+++ Data provided

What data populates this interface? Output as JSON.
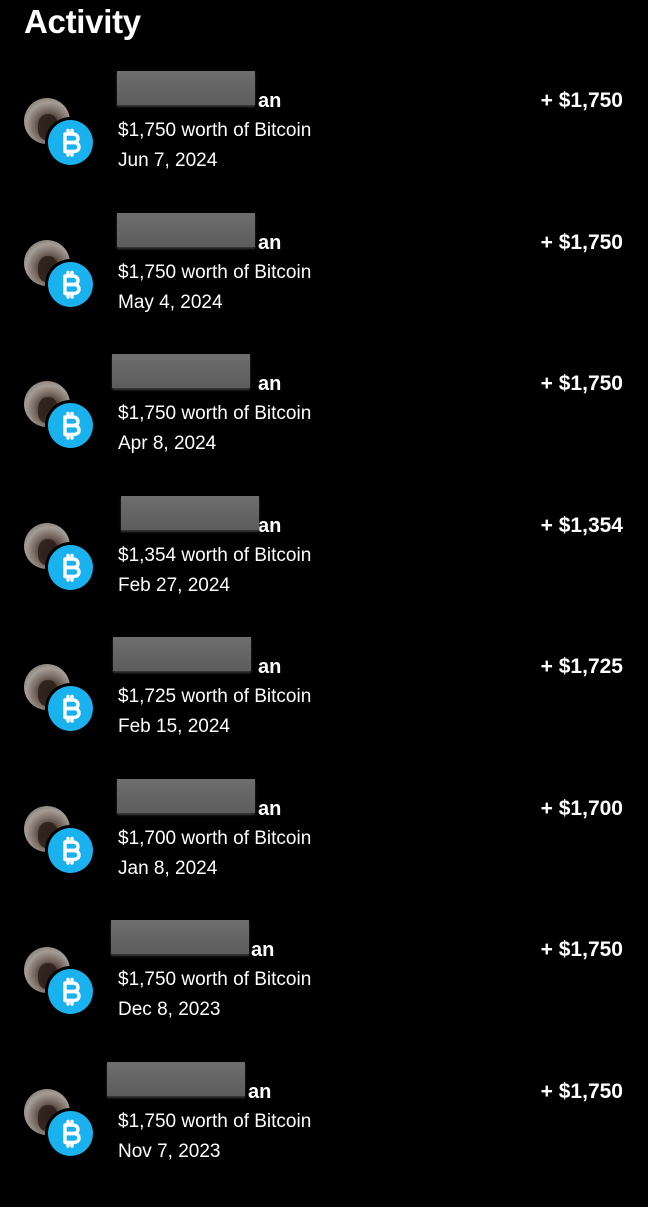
{
  "header": {
    "title": "Activity"
  },
  "coin_color": "#1ab2ee",
  "transactions": [
    {
      "name_visible": "an",
      "amount": "+ $1,750",
      "description": "$1,750 worth of Bitcoin",
      "date": "Jun 7, 2024"
    },
    {
      "name_visible": "an",
      "amount": "+ $1,750",
      "description": "$1,750 worth of Bitcoin",
      "date": "May 4, 2024"
    },
    {
      "name_visible": "an",
      "amount": "+ $1,750",
      "description": "$1,750 worth of Bitcoin",
      "date": "Apr 8, 2024"
    },
    {
      "name_visible": "an",
      "amount": "+ $1,354",
      "description": "$1,354 worth of Bitcoin",
      "date": "Feb 27, 2024"
    },
    {
      "name_visible": "an",
      "amount": "+ $1,725",
      "description": "$1,725 worth of Bitcoin",
      "date": "Feb 15, 2024"
    },
    {
      "name_visible": "an",
      "amount": "+ $1,700",
      "description": "$1,700 worth of Bitcoin",
      "date": "Jan 8, 2024"
    },
    {
      "name_visible": "an",
      "amount": "+ $1,750",
      "description": "$1,750 worth of Bitcoin",
      "date": "Dec 8, 2023"
    },
    {
      "name_visible": "an",
      "amount": "+ $1,750",
      "description": "$1,750 worth of Bitcoin",
      "date": "Nov 7, 2023"
    }
  ]
}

++++++

Without including any pictures, print all of the material exactly as given.

What data populates this interface? Output as JSON.
{
  "header": {
    "title": "Activity"
  },
  "coin_color": "#1ab2ee",
  "transactions": [
    {
      "name_visible": "an",
      "amount": "+ $1,750",
      "description": "$1,750 worth of Bitcoin",
      "date": "Jun 7, 2024"
    },
    {
      "name_visible": "an",
      "amount": "+ $1,750",
      "description": "$1,750 worth of Bitcoin",
      "date": "May 4, 2024"
    },
    {
      "name_visible": "an",
      "amount": "+ $1,750",
      "description": "$1,750 worth of Bitcoin",
      "date": "Apr 8, 2024"
    },
    {
      "name_visible": "an",
      "amount": "+ $1,354",
      "description": "$1,354 worth of Bitcoin",
      "date": "Feb 27, 2024"
    },
    {
      "name_visible": "an",
      "amount": "+ $1,725",
      "description": "$1,725 worth of Bitcoin",
      "date": "Feb 15, 2024"
    },
    {
      "name_visible": "an",
      "amount": "+ $1,700",
      "description": "$1,700 worth of Bitcoin",
      "date": "Jan 8, 2024"
    },
    {
      "name_visible": "an",
      "amount": "+ $1,750",
      "description": "$1,750 worth of Bitcoin",
      "date": "Dec 8, 2023"
    },
    {
      "name_visible": "an",
      "amount": "+ $1,750",
      "description": "$1,750 worth of Bitcoin",
      "date": "Nov 7, 2023"
    }
  ]
}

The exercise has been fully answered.